• WRITTEN PROBLEM
Copy the lines that follow word for word, starting with the first one and stopping after the line that contains "The welding nozzle 18 is at (880, 168).".

* begin *

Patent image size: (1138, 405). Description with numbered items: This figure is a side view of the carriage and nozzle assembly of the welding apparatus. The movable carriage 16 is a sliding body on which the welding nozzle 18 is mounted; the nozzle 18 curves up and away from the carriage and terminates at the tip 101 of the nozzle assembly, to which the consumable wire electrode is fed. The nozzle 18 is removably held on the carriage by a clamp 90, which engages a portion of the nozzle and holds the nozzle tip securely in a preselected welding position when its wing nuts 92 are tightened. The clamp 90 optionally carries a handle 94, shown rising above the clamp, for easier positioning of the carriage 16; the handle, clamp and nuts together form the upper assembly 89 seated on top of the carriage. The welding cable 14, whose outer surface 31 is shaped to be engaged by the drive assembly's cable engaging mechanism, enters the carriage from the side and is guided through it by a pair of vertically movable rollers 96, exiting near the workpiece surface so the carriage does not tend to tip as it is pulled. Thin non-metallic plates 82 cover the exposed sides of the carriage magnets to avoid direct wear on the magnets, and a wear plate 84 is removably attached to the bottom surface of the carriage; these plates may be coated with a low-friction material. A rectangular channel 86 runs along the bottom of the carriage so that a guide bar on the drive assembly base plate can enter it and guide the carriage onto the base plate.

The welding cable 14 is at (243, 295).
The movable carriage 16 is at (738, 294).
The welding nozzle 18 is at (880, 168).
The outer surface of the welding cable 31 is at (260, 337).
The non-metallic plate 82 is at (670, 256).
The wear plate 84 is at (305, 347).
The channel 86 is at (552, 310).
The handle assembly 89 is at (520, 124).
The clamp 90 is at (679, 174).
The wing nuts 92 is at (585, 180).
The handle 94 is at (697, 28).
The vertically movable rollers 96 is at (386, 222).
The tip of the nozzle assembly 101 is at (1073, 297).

* end *

• OUTPUT FOR THIS EXERCISE
Patent image size: (1138, 405). Description with numbered items: This figure is a side view of the carriage and nozzle assembly of the welding apparatus. The movable carriage 16 is a sliding body on which the welding nozzle 18 is mounted; the nozzle 18 curves up and away from the carriage and terminates at the tip 101 of the nozzle assembly, to which the consumable wire electrode is fed. The nozzle 18 is removably held on the carriage by a clamp 90, which engages a portion of the nozzle and holds the nozzle tip securely in a preselected welding position when its wing nuts 92 are tightened. The clamp 90 optionally carries a handle 94, shown rising above the clamp, for easier positioning of the carriage 16; the handle, clamp and nuts together form the upper assembly 89 seated on top of the carriage. The welding cable 14, whose outer surface 31 is shaped to be engaged by the drive assembly's cable engaging mechanism, enters the carriage from the side and is guided through it by a pair of vertically movable rollers 96, exiting near the workpiece surface so the carriage does not tend to tip as it is pulled. Thin non-metallic plates 82 cover the exposed sides of the carriage magnets to avoid direct wear on the magnets, and a wear plate 84 is removably attached to the bottom surface of the carriage; these plates may be coated with a low-friction material. A rectangular channel 86 runs along the bottom of the carriage so that a guide bar on the drive assembly base plate can enter it and guide the carriage onto the base plate.

The welding cable 14 is at (243, 295).
The movable carriage 16 is at (738, 294).
The welding nozzle 18 is at (880, 168).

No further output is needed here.